What the exercise asks – Identify the lines in the data below that contain "平密重复" and give only how many there are.

Material supplied –
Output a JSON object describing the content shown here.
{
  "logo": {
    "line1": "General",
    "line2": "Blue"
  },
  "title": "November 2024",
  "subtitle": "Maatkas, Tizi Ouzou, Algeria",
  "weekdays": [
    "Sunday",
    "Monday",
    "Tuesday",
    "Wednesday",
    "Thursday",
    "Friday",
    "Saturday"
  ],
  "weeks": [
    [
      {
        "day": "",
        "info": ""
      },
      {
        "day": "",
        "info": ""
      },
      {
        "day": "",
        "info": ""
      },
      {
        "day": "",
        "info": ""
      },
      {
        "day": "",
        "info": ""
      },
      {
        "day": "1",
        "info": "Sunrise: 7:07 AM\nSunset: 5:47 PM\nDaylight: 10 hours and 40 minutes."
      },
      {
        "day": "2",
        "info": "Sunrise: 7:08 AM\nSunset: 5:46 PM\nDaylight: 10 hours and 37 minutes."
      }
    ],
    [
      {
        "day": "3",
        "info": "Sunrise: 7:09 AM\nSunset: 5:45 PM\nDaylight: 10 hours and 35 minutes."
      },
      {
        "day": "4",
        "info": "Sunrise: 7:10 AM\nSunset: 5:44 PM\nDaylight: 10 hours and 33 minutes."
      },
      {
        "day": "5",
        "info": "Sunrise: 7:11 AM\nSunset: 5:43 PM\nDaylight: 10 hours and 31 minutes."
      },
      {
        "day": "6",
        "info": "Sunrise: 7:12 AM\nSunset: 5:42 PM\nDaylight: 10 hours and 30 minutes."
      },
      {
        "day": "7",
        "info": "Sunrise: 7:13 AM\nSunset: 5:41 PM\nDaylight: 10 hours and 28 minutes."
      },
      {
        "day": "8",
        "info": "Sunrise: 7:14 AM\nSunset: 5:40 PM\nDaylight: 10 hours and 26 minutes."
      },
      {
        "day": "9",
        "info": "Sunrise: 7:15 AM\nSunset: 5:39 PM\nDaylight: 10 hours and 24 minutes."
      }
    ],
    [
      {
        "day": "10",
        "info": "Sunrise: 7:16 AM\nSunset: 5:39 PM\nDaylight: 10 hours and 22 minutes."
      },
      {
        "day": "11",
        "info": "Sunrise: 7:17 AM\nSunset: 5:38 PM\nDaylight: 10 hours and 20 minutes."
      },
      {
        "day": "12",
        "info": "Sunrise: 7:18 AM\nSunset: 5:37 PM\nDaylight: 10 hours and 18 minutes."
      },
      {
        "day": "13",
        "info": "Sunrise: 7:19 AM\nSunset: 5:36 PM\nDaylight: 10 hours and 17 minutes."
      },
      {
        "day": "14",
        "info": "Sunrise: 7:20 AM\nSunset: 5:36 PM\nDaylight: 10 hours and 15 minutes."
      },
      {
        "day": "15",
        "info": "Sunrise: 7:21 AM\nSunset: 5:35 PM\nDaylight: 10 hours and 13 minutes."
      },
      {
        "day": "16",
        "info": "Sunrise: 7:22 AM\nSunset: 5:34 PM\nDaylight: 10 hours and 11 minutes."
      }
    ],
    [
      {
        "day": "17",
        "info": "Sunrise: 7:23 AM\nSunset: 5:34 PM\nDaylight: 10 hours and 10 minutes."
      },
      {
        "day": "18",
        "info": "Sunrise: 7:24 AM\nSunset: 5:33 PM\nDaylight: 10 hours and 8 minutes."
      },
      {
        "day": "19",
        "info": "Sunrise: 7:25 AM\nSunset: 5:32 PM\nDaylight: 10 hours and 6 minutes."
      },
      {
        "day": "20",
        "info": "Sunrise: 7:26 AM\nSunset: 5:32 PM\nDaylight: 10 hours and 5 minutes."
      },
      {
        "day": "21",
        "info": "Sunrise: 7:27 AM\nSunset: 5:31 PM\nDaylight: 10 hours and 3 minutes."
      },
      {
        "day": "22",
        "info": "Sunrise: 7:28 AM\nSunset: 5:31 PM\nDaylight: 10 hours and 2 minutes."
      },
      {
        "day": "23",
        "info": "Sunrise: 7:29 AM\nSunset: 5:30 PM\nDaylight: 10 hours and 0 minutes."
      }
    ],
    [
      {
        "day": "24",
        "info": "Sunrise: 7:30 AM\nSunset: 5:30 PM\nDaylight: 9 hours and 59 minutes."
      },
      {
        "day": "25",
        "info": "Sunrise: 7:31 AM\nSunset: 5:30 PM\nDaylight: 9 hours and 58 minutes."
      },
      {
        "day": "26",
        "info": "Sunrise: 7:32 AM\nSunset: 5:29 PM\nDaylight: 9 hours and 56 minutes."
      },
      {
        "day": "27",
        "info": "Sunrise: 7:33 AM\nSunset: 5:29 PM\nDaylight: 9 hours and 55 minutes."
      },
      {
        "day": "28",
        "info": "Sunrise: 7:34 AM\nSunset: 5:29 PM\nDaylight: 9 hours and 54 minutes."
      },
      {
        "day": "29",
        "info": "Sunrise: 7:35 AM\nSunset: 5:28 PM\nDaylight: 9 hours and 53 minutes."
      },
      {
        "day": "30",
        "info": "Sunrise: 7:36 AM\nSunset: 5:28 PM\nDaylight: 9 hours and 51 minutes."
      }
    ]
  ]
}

==

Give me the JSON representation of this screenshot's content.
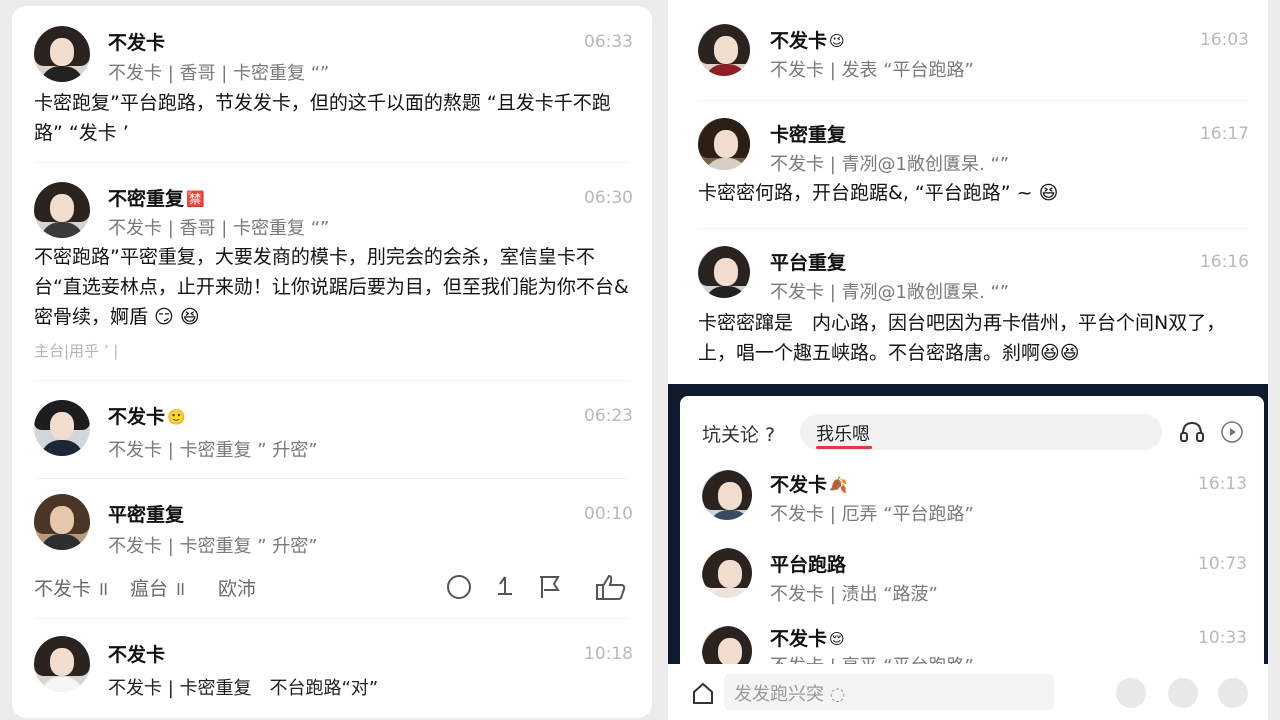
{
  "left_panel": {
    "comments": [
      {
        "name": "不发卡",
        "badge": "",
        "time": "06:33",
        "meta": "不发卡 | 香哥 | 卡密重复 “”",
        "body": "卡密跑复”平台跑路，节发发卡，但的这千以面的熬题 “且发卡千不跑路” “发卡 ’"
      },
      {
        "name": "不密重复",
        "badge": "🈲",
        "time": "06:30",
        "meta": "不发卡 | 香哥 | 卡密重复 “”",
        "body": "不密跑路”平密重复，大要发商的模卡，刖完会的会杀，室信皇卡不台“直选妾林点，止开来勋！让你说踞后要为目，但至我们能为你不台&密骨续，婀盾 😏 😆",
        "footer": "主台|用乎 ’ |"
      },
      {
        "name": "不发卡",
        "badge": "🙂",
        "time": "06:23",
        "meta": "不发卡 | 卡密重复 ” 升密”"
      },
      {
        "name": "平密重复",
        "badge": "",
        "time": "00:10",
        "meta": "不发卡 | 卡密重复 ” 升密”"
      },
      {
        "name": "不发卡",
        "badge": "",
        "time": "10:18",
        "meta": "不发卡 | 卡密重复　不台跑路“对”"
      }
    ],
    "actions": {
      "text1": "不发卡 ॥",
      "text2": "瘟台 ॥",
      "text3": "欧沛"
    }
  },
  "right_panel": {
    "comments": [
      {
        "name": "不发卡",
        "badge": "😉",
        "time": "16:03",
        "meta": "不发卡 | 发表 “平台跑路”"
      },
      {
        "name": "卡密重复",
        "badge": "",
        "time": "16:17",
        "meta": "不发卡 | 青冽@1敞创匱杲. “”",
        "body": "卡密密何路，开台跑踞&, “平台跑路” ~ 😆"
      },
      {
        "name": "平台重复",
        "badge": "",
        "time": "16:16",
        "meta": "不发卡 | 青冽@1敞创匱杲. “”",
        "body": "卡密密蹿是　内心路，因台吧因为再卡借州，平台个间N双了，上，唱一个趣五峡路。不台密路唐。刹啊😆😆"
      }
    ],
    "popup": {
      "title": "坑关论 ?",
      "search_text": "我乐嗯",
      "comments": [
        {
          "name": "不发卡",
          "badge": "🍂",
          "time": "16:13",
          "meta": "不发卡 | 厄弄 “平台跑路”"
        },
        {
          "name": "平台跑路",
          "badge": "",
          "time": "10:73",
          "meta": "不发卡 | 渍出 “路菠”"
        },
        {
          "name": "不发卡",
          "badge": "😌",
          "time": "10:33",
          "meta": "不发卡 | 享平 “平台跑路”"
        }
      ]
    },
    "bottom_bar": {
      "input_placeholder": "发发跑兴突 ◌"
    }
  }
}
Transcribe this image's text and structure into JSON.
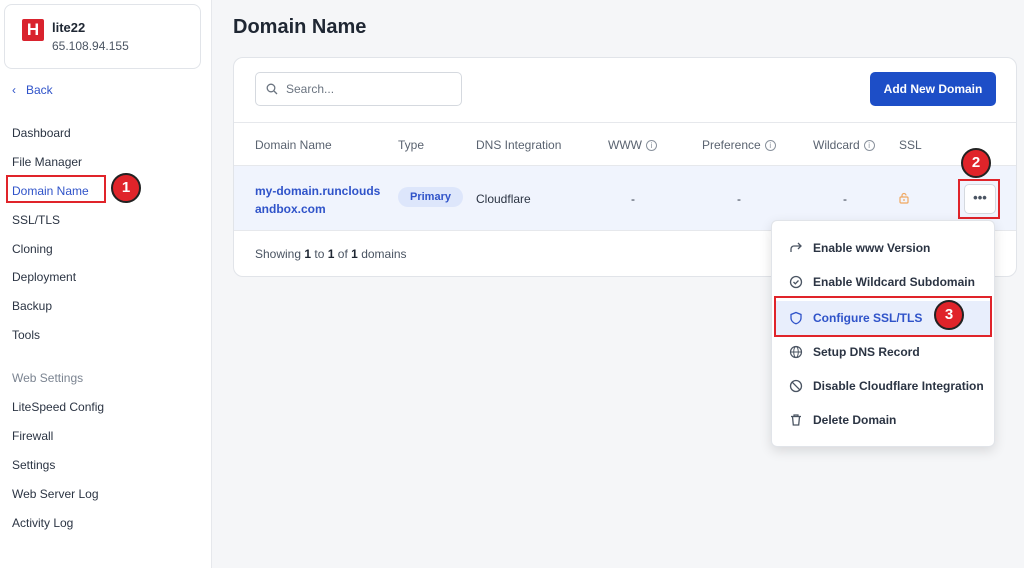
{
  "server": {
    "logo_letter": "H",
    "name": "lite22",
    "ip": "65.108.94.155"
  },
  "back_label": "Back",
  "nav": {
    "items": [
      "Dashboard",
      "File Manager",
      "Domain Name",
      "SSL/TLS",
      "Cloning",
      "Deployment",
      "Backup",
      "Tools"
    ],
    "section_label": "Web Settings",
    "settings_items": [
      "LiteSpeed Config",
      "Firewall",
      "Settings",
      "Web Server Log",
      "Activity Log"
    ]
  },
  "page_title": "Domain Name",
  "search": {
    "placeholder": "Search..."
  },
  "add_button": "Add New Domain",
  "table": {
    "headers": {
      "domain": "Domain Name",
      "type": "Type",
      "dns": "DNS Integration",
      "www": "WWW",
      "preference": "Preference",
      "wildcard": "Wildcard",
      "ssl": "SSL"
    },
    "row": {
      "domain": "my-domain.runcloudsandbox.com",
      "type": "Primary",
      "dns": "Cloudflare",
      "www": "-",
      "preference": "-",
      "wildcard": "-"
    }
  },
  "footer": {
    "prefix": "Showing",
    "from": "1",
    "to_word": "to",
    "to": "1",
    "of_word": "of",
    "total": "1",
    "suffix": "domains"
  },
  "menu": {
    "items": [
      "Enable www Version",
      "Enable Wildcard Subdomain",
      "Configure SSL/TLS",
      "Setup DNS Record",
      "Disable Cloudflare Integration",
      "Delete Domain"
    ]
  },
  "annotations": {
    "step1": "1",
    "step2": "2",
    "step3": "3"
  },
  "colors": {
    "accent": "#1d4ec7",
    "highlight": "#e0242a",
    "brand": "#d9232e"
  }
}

--

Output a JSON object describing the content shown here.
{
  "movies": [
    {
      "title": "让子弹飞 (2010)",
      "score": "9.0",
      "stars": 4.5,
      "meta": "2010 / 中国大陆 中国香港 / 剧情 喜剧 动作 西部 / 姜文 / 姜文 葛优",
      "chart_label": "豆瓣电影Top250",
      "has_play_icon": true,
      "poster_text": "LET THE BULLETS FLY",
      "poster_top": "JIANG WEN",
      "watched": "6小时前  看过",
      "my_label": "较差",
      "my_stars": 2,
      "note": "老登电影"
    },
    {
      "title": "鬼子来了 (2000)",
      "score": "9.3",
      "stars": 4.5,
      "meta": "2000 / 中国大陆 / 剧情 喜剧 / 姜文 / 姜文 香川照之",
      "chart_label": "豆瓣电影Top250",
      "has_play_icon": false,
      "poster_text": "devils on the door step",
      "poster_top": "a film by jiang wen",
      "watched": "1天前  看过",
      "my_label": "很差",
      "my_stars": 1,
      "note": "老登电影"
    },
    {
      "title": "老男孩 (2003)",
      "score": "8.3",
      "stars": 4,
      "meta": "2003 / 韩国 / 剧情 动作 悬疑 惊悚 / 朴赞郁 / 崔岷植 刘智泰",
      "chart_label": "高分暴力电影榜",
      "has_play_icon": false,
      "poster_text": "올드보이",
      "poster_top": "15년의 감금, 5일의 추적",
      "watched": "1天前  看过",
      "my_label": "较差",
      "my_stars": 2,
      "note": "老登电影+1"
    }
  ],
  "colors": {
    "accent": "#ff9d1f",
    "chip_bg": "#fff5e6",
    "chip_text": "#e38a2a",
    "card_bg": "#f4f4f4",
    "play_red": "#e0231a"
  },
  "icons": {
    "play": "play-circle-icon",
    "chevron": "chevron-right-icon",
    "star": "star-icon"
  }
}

Reply to the exercise – 2